Task
Lines holding the string "JSON" are the ones to copy; find them all in the data.

Data lines

========

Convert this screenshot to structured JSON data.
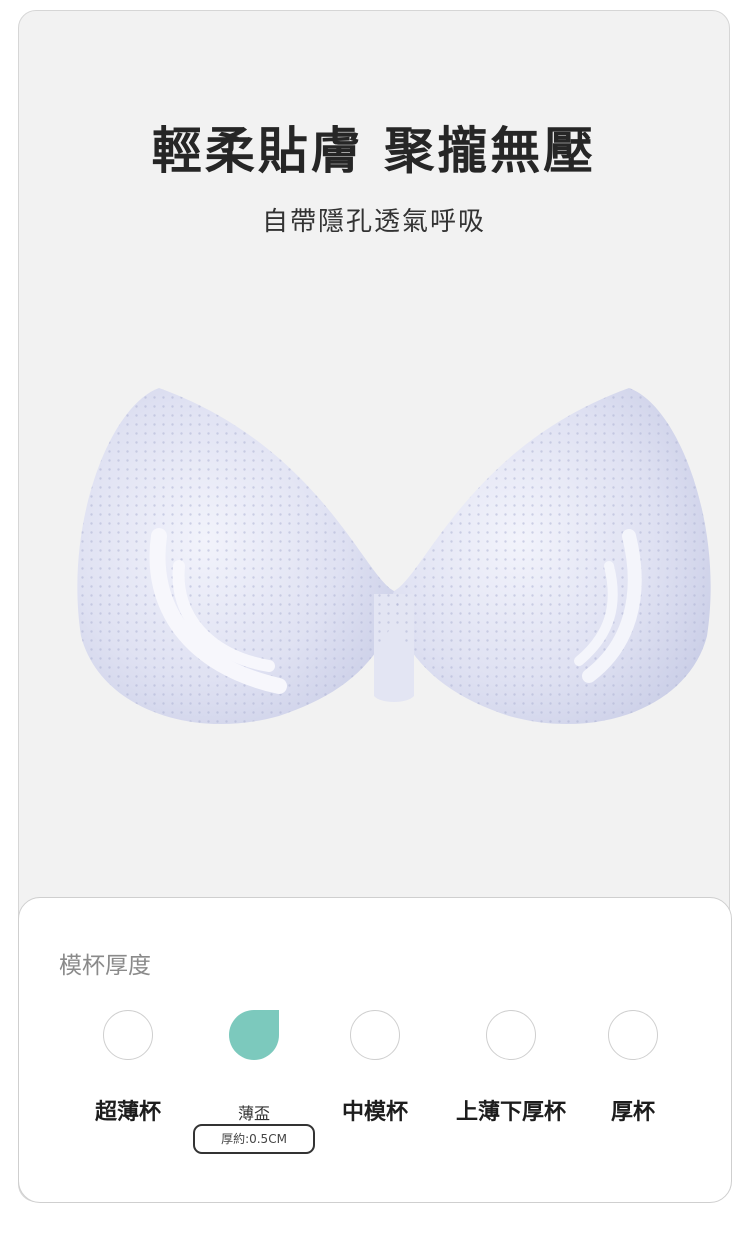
{
  "headline": "輕柔貼膚 聚攏無壓",
  "subheadline": "自帶隱孔透氣呼吸",
  "product_image": {
    "icon": "bra-cup-icon",
    "color": "#d9dcf0"
  },
  "thickness": {
    "title": "模杯厚度",
    "accent": "#7cc9bd",
    "options": [
      {
        "label": "超薄杯",
        "selected": false
      },
      {
        "label": "薄盃",
        "selected": true
      },
      {
        "label": "中模杯",
        "selected": false
      },
      {
        "label": "上薄下厚杯",
        "selected": false
      },
      {
        "label": "厚杯",
        "selected": false
      }
    ],
    "note": "厚約:0.5CM"
  }
}
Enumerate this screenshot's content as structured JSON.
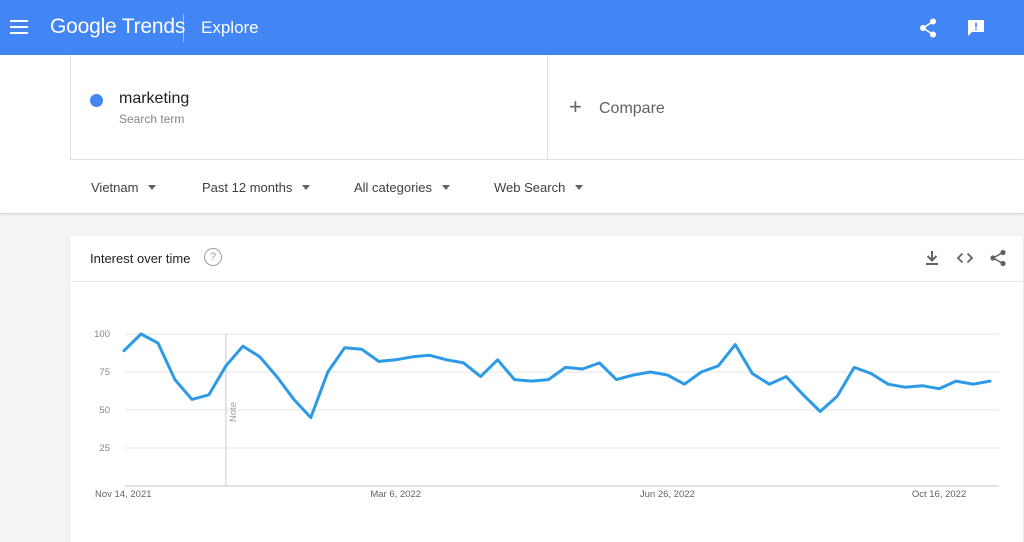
{
  "header": {
    "logo_text": "Google Trends",
    "section_title": "Explore",
    "menu_icon": "hamburger-menu-icon",
    "share_icon": "share-icon",
    "feedback_icon": "feedback-icon",
    "bar_color": "#4285f4"
  },
  "search": {
    "term": "marketing",
    "term_subtitle": "Search term",
    "term_color": "#4285f4",
    "compare_label": "Compare"
  },
  "filters": {
    "region": "Vietnam",
    "time_range": "Past 12 months",
    "category": "All categories",
    "search_type": "Web Search"
  },
  "interest_card": {
    "title": "Interest over time",
    "help_icon": "question-icon",
    "download_icon": "download-icon",
    "embed_icon": "embed-code-icon",
    "share_icon": "share-icon"
  },
  "chart_data": {
    "type": "line",
    "series": [
      {
        "name": "marketing",
        "color": "#2d9ae8",
        "values": [
          89,
          100,
          94,
          70,
          57,
          60,
          79,
          92,
          85,
          72,
          57,
          45,
          75,
          91,
          90,
          82,
          83,
          85,
          86,
          83,
          81,
          72,
          83,
          70,
          69,
          70,
          78,
          77,
          81,
          70,
          73,
          75,
          73,
          67,
          75,
          79,
          93,
          74,
          67,
          72,
          60,
          49,
          59,
          78,
          74,
          67,
          65,
          66,
          64,
          69,
          67,
          69
        ]
      }
    ],
    "ylim": [
      0,
      100
    ],
    "yticks": [
      25,
      50,
      75,
      100
    ],
    "x_tick_labels": [
      "Nov 14, 2021",
      "Mar 6, 2022",
      "Jun 26, 2022",
      "Oct 16, 2022"
    ],
    "x_tick_indices": [
      0,
      16,
      32,
      48
    ],
    "annotation": {
      "label": "Note",
      "index": 6
    },
    "grid": true
  }
}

========

Answer
Convert this screenshot to structured JSON data.
Enumerate this screenshot's content as structured JSON.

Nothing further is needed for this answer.